Textausschnitt
Deshalb haben nach der Grundverordnung auch Unternehmen mit Sitz außerhalb der EU auch dann das europäische Datenschutzrecht zu beachten, wenn sich ihre
Dienstleistungsangebote bzw. Verkaufsaktivitäten an den
europäischen Binnenmarkt richten und dabei personenbezogene Daten erhoben werden. Dieser „targeting
approach“ wird von den Datenschutzbehörden in der EU
begrüßt, da dann für jede an Einwohner innerhalb der EU
gerichtete Datenverarbeitung nunmehr die gleichen Rahmenbedingungen gelten, unabhängig vom Sitz des Unternehmens.
Neue Instrumente des Datenschutzes: Recht auf
Vergessenwerden und auf Datenübertragbarkeit
Die Risiken der elektronischen Datenverarbeitung erfordern innovative Ansätze. Das Recht auf Vergessen und
das Recht auf Datenübertragbarkeit sollen die Datensouveränität der Betroffenen fördern, müssen in ihren Ausprägungen aber noch überdacht werden.
Das Recht auf Vergessenwerden soll den Betroffenen in
die Lage versetzen, nicht nur gegen den Urheber öffentlich gemachter Daten vorzugehen. Sie sollen auch von
Dritten die Löschung aller Verbindungen zu und Vervielfältigungen von den veröffentlichten Daten verlangen
können. Der Urheber der Veröffentlichung ist daher verpflichtet, im Rahmen des Zumutbaren alle Dritten, die die
veröffentlichten Daten verarbeiten, über das Löschungsersuchen des Betroffenen zu informieren.
Mit der Information der Dritten hat die Stelle, die die Daten ursprünglich veröffentlicht hat, allerdings ihre Schuldigkeit getan. Sie hat insbesondere nicht dafür Sorge zu
tragen, dass Dritte, die die von ihr veröffentlichten Daten
nutzen, dem Löschungsbegehren auch tatsächlich Folge
leisten. Hier bleibt der Betroffene, wie schon bisher, auf
sich alleine gestellt. In Zweifelsfällen wird er daher seine
Löschungsrechte nicht rechtlich durchsetzen können.

Aufgabe 1
Nenne alle zusammengesetzten Substantive im Textausschnitt, die mit „Daten“ beginnen, jedes nur einmal und in der Form seines ersten Vorkommens.
Aufgabe 2
Wen verpflichtet der Textausschnitt dazu, alle Dritten über das Löschungsersuchen des Betroffenen zu informieren?
Aufgabe 3
Führe den Textausschnitt zur Datenschutz-Grundverordnung nach seinem letzten Satz weiter.
Die Einträge sind eigenständiges Material und gehören nicht zum Textausschnitt.

Datenauszug
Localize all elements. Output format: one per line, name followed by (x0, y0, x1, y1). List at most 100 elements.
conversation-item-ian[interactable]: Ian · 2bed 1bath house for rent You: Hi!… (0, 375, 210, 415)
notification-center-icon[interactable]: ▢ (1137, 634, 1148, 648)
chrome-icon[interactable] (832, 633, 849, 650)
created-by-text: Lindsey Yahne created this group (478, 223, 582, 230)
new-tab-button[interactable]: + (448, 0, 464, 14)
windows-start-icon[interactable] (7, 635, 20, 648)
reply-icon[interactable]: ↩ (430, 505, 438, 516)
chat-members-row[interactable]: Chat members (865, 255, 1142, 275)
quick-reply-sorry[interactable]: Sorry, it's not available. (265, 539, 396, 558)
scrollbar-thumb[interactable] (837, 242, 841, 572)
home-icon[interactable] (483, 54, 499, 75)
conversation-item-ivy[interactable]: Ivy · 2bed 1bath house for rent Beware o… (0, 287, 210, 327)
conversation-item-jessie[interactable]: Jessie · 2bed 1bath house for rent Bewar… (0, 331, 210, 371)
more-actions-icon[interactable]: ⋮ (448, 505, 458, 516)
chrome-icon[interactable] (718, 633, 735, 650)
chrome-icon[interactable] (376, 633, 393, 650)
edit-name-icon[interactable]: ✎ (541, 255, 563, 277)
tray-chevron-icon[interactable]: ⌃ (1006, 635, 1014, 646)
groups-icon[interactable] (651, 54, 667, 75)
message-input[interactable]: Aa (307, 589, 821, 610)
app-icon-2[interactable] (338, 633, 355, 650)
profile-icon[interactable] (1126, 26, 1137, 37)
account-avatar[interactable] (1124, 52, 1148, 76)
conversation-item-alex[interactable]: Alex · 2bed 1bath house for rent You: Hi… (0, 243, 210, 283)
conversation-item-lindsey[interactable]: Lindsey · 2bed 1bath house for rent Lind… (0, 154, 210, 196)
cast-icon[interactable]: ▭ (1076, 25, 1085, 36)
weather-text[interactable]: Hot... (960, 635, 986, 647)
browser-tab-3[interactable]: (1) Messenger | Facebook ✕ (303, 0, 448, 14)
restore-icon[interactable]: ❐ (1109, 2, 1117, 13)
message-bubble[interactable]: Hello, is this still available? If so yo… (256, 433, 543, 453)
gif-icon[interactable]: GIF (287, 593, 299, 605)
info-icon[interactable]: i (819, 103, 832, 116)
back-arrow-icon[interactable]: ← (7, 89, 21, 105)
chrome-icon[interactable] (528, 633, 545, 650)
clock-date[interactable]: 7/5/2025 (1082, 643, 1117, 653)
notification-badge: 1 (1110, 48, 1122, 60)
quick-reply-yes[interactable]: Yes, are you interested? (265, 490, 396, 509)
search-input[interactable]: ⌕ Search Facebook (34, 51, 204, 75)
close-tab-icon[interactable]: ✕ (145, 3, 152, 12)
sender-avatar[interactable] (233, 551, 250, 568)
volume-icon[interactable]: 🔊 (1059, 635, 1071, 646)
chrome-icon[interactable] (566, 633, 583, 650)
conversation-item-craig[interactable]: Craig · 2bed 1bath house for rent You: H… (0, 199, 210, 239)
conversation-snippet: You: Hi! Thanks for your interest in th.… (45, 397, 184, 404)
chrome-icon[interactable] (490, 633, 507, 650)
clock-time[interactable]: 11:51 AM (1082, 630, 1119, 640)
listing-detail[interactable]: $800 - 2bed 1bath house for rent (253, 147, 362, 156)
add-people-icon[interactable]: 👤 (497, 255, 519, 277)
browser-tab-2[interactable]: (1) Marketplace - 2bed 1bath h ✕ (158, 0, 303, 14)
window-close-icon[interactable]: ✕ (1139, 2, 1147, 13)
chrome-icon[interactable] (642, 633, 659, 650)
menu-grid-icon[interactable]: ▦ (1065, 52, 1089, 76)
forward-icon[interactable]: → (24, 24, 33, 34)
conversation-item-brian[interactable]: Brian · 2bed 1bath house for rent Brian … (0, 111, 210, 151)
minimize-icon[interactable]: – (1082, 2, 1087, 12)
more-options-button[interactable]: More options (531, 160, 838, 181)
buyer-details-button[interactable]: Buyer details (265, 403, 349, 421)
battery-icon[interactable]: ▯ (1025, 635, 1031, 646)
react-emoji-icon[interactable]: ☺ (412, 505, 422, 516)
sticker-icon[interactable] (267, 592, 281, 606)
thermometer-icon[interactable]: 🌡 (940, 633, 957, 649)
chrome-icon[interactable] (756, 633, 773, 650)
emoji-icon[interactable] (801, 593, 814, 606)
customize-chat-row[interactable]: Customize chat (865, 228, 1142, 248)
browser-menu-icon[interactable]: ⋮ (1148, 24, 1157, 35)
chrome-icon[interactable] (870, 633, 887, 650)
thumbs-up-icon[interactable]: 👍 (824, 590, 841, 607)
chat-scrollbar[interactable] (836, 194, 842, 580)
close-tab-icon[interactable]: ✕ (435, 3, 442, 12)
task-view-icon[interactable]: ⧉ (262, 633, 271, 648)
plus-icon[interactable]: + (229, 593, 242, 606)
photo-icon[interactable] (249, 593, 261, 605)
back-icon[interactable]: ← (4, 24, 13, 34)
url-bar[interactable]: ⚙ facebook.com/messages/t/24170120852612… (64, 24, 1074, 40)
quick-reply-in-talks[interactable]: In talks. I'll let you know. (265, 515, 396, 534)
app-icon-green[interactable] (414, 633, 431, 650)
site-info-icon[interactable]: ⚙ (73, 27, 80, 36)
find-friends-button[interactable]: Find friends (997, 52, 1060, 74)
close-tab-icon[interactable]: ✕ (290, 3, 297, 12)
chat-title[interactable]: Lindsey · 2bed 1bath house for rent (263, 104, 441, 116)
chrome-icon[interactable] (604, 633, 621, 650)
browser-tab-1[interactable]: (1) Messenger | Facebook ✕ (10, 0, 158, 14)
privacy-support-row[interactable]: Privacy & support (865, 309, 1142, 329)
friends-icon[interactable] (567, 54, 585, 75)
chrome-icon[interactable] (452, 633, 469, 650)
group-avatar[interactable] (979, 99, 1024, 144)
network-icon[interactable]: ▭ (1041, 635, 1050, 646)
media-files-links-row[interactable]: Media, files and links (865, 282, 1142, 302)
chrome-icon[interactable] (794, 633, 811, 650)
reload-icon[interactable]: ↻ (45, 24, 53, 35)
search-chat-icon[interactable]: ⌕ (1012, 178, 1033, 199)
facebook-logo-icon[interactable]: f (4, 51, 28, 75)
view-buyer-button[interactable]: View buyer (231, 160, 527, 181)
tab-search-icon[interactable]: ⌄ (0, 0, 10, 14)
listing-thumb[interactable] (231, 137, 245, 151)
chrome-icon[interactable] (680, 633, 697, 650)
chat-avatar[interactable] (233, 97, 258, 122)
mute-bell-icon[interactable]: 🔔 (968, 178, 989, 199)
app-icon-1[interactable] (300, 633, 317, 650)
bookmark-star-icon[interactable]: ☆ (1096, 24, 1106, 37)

Ausgabe 1
Datenschutzrecht, Datenschutzbehörden, Datenverarbeitung, Datenschutzes, Datenübertragbarkeit, Datensouveränität

Ausgabe 2
Den Urheber der Veröffentlichung, im Rahmen des Zumutbaren.

Ausgabe 3
Auch wenn das „Recht auf Vergessenwerden“ in seiner
derzeitigen Gestalt die hohen Erwartungen nicht wirklich
erfüllt, die sein Name verspricht, weist es im Vergleich
zur geltenden Rechtslage immerhin eine Verbesserung
auf: Der Betroffene muss sich nicht mit einer Vielzahl
ihm unbekannter Dritter auseinandersetzen, sondern kann
sich mit seinem umfassenden Löschungsbegehren unmittelbar an den für die Veröffentlichung Verantwortlichen
wenden, der dann Zweit- und Drittverwerter der von ihm
veröffentlichten Daten informieren muss. Das Recht auf
Vergessenwerden umfasst theoretisch auch Publikationen
in Papierform, wobei völlig unklar ist, wie ein solches
Drucksache 17/13000
Recht in einer solchen Konstellation auch nur ansatzweise durchsetzbar sein soll. Hier wäre eine Nachjustierung des Vorschlags durchaus wünschenswert (vgl. Kasten a zu Nr. 2.1.1).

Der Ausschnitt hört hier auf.